Stored entries:
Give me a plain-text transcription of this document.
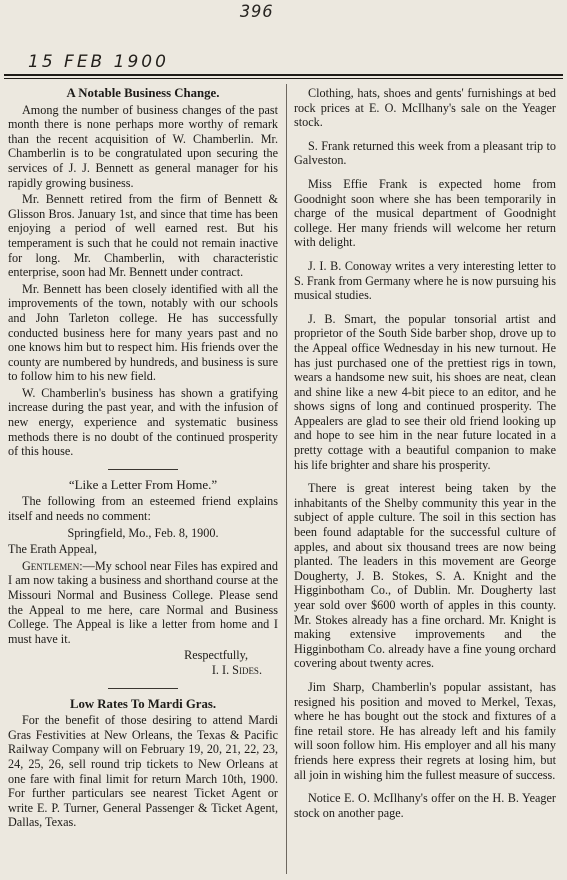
396
15 FEB 1900
A Notable Business Change.

Among the number of business changes of the past month there is none perhaps more worthy of remark than the recent acquisition of W. Chamberlin. Mr. Chamberlin is to be congratulated upon securing the services of J. J. Bennett as general manager for his rapidly growing business.

Mr. Bennett retired from the firm of Bennett & Glisson Bros. January 1st, and since that time has been enjoying a period of well earned rest. But his temperament is such that he could not remain inactive for long. Mr. Chamberlin, with characteristic enterprise, soon had Mr. Bennett under contract.

Mr. Bennett has been closely identified with all the improvements of the town, notably with our schools and John Tarleton college. He has successfully conducted business here for many years past and no one knows him but to respect him. His friends over the county are numbered by hundreds, and business is sure to follow him to his new field.

W. Chamberlin's business has shown a gratifying increase during the past year, and with the infusion of new energy, experience and systematic business methods there is no doubt of the continued prosperity of this house.

“Like a Letter From Home.”

The following from an esteemed friend explains itself and needs no comment:

Springfield, Mo., Feb. 8, 1900.

The Erath Appeal,

Gentlemen:—My school near Files has expired and I am now taking a business and shorthand course at the Missouri Normal and Business College. Please send the Appeal to me here, care Normal and Business College. The Appeal is like a letter from home and I must have it.

Respectfully,

I. I. Sides.

Low Rates To Mardi Gras.

For the benefit of those desiring to attend Mardi Gras Festivities at New Orleans, the Texas & Pacific Railway Company will on February 19, 20, 21, 22, 23, 24, 25, 26, sell round trip tickets to New Orleans at one fare with final limit for return March 10th, 1900. For further particulars see nearest Ticket Agent or write E. P. Turner, General Passenger & Ticket Agent, Dallas, Texas.

Clothing, hats, shoes and gents' furnishings at bed rock prices at E. O. McIlhany's sale on the Yeager stock.

S. Frank returned this week from a pleasant trip to Galveston.

Miss Effie Frank is expected home from Goodnight soon where she has been temporarily in charge of the musical department of Goodnight college. Her many friends will welcome her return with delight.

J. I. B. Conoway writes a very interesting letter to S. Frank from Germany where he is now pursuing his musical studies.

J. B. Smart, the popular tonsorial artist and proprietor of the South Side barber shop, drove up to the Appeal office Wednesday in his new turnout. He has just purchased one of the prettiest rigs in town, wears a handsome new suit, his shoes are neat, clean and shine like a new 4-bit piece to an editor, and he shows signs of long and continued prosperity. The Appealers are glad to see their old friend looking up and hope to see him in the near future located in a pretty cottage with a beautiful companion to make his life brighter and share his prosperity.

There is great interest being taken by the inhabitants of the Shelby community this year in the subject of apple culture. The soil in this section has been found adaptable for the successful culture of apples, and about six thousand trees are now being planted. The leaders in this movement are George Dougherty, J. B. Stokes, S. A. Knight and the Higginbotham Co., of Dublin. Mr. Dougherty last year sold over $600 worth of apples in this county. Mr. Stokes already has a fine orchard. Mr. Knight is making extensive improvements and the Higginbotham Co. already have a fine young orchard covering about twenty acres.

Jim Sharp, Chamberlin's popular assistant, has resigned his position and moved to Merkel, Texas, where he has bought out the stock and fixtures of a fine retail store. He has already left and his family will soon follow him. His employer and all his many friends here express their regrets at losing him, but all join in wishing him the fullest measure of success.

Notice E. O. McIlhany's offer on the H. B. Yeager stock on another page.
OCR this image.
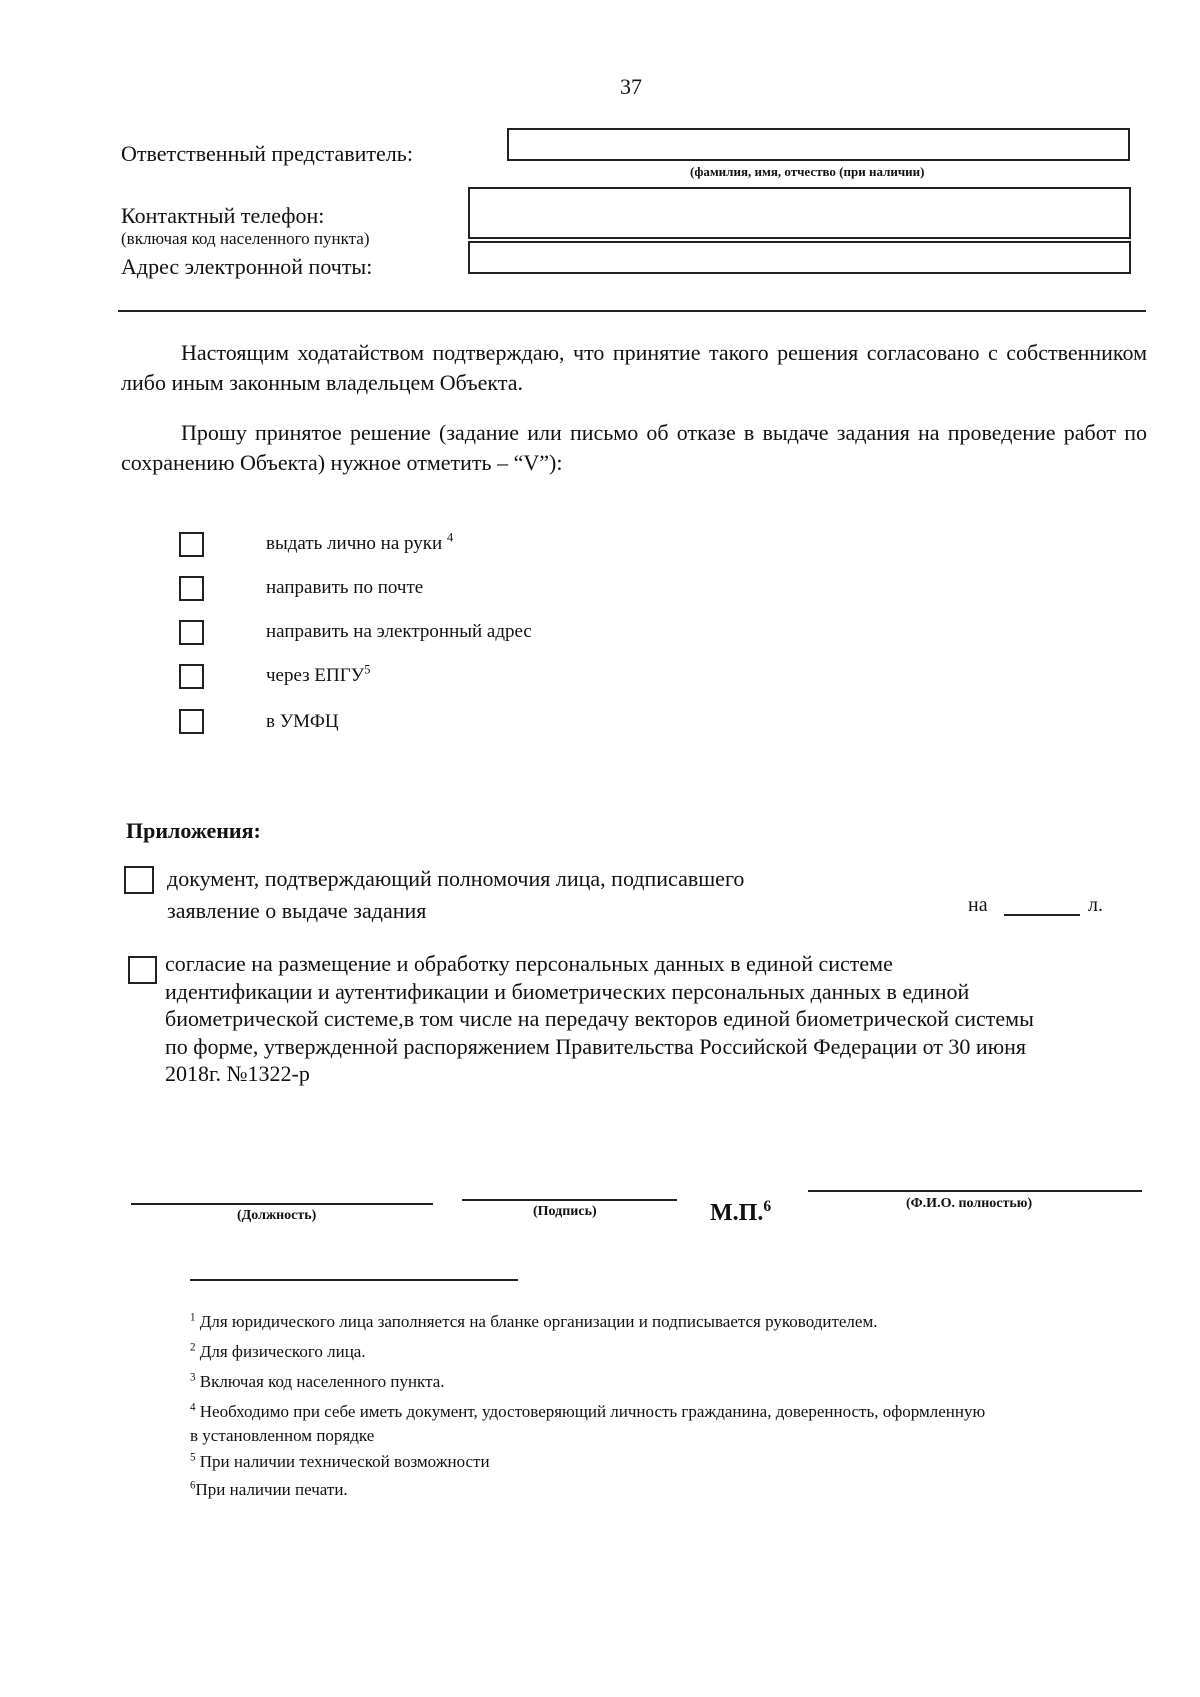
37
Ответственный представитель:
(фамилия, имя, отчество (при наличии)
Контактный телефон:
(включая код населенного пункта)
Адрес электронной почты:
Настоящим ходатайством подтверждаю, что принятие такого решения согласовано с собственником либо иным законным владельцем Объекта.
Прошу принятое решение (задание или письмо об отказе в выдаче задания на проведение работ по сохранению Объекта) нужное отметить – “V”):
выдать лично на руки $^4$
направить по почте
направить на электронный адрес
через ЕПГУ$^5$
в УМФЦ
Приложения:
документ, подтверждающий полномочия лица, подписавшего
заявление о выдаче задания	на	л.
согласие на размещение и обработку персональных данных в единой системе
идентификации и аутентификации и биометрических персональных данных в единой
биометрической системе,в том числе на передачу векторов единой биометрической системы
по форме, утвержденной распоряжением Правительства Российской Федерации от 30 июня
2018г. №1322-р
(Должность)	(Подпись)	М.П.$^6$	(Ф.И.О. полностью)
$^1$ Для юридического лица заполняется на бланке организации и подписывается руководителем.
$^2$ Для физического лица.
$^3$ Включая код населенного пункта.
$^4$ Необходимо при себе иметь документ, удостоверяющий личность гражданина, доверенность, оформленную
в установленном порядке
$^5$ При наличии технической возможности
$^6$При наличии печати.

Exercise description: Repeat only the lines from the one with "OCR this image." through the end of the data, both included and exactly as written. Pictures stay out of the copy.

Exercise answer:
OCR this image.
37
Ответственный представитель:
(фамилия, имя, отчество (при наличии)
Контактный телефон:
(включая код населенного пункта)
Адрес электронной почты:
Настоящим ходатайством подтверждаю, что принятие такого решения согласовано с собственником либо иным законным владельцем Объекта.
Прошу принятое решение (задание или письмо об отказе в выдаче задания на проведение работ по сохранению Объекта) нужное отметить – “V”):
выдать лично на руки $^4$
направить по почте
направить на электронный адрес
через ЕПГУ$^5$
в УМФЦ
Приложения:
документ, подтверждающий полномочия лица, подписавшего
заявление о выдаче задания	на	л.
согласие на размещение и обработку персональных данных в единой системе
идентификации и аутентификации и биометрических персональных данных в единой
биометрической системе,в том числе на передачу векторов единой биометрической системы
по форме, утвержденной распоряжением Правительства Российской Федерации от 30 июня
2018г. №1322-р
(Должность)	(Подпись)	М.П.$^6$	(Ф.И.О. полностью)
$^1$ Для юридического лица заполняется на бланке организации и подписывается руководителем.
$^2$ Для физического лица.
$^3$ Включая код населенного пункта.
$^4$ Необходимо при себе иметь документ, удостоверяющий личность гражданина, доверенность, оформленную
в установленном порядке
$^5$ При наличии технической возможности
$^6$При наличии печати.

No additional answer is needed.